[Items from a dataset]
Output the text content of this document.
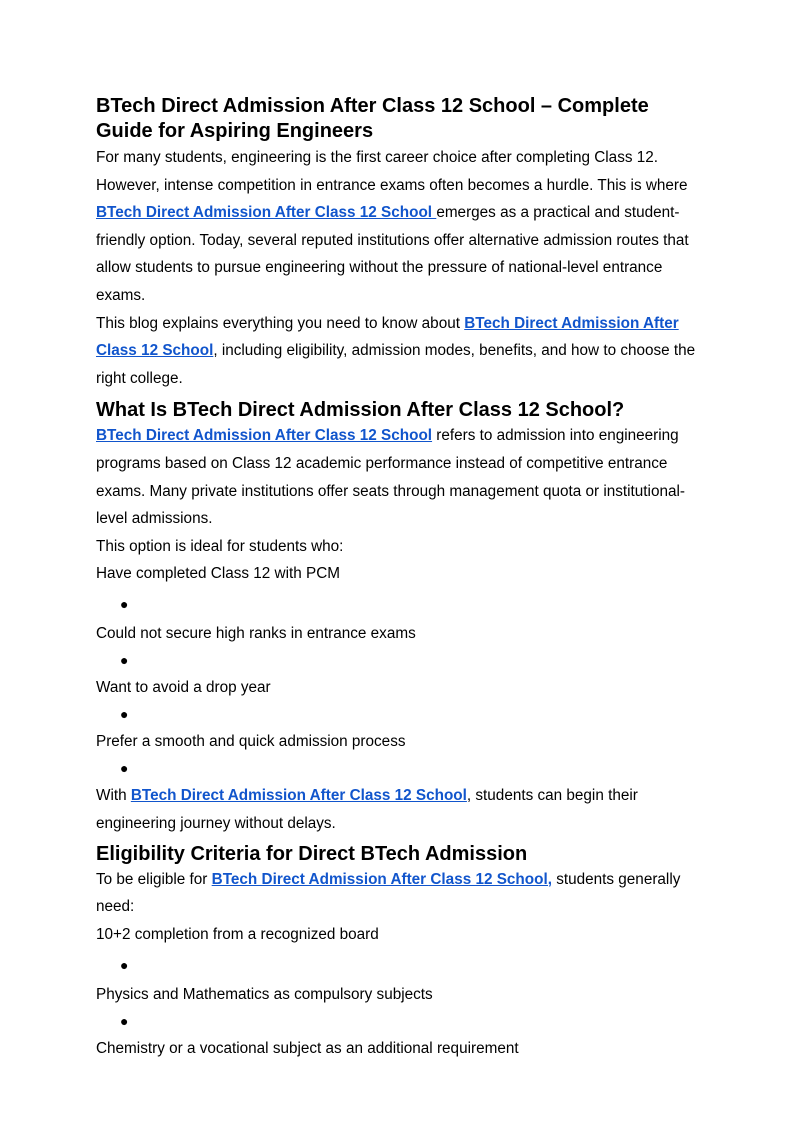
BTech Direct Admission After Class 12 School – Complete Guide for Aspiring Engineers

For many students, engineering is the first career choice after completing Class 12. However, intense competition in entrance exams often becomes a hurdle. This is where BTech Direct Admission After Class 12 School emerges as a practical and student-friendly option. Today, several reputed institutions offer alternative admission routes that allow students to pursue engineering without the pressure of national-level entrance exams.

This blog explains everything you need to know about BTech Direct Admission After Class 12 School, including eligibility, admission modes, benefits, and how to choose the right college.

What Is BTech Direct Admission After Class 12 School?

BTech Direct Admission After Class 12 School refers to admission into engineering programs based on Class 12 academic performance instead of competitive entrance exams. Many private institutions offer seats through management quota or institutional-level admissions.

This option is ideal for students who:

Have completed Class 12 with PCM

●

Could not secure high ranks in entrance exams

●

Want to avoid a drop year

●

Prefer a smooth and quick admission process

●

With BTech Direct Admission After Class 12 School, students can begin their engineering journey without delays.

Eligibility Criteria for Direct BTech Admission

To be eligible for BTech Direct Admission After Class 12 School, students generally need:

10+2 completion from a recognized board

●

Physics and Mathematics as compulsory subjects

●

Chemistry or a vocational subject as an additional requirement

- Exercise goal
Set down all the entries exactly as they appear, but skip any pictures.

- Reply
Output the text content of this document.
BTech Direct Admission After Class 12 School – Complete Guide for Aspiring Engineers

For many students, engineering is the first career choice after completing Class 12. However, intense competition in entrance exams often becomes a hurdle. This is where BTech Direct Admission After Class 12 School emerges as a practical and student-friendly option. Today, several reputed institutions offer alternative admission routes that allow students to pursue engineering without the pressure of national-level entrance exams.

This blog explains everything you need to know about BTech Direct Admission After Class 12 School, including eligibility, admission modes, benefits, and how to choose the right college.

What Is BTech Direct Admission After Class 12 School?

BTech Direct Admission After Class 12 School refers to admission into engineering programs based on Class 12 academic performance instead of competitive entrance exams. Many private institutions offer seats through management quota or institutional-level admissions.

This option is ideal for students who:

Have completed Class 12 with PCM

●

Could not secure high ranks in entrance exams

●

Want to avoid a drop year

●

Prefer a smooth and quick admission process

●

With BTech Direct Admission After Class 12 School, students can begin their engineering journey without delays.

Eligibility Criteria for Direct BTech Admission

To be eligible for BTech Direct Admission After Class 12 School, students generally need:

10+2 completion from a recognized board

●

Physics and Mathematics as compulsory subjects

●

Chemistry or a vocational subject as an additional requirement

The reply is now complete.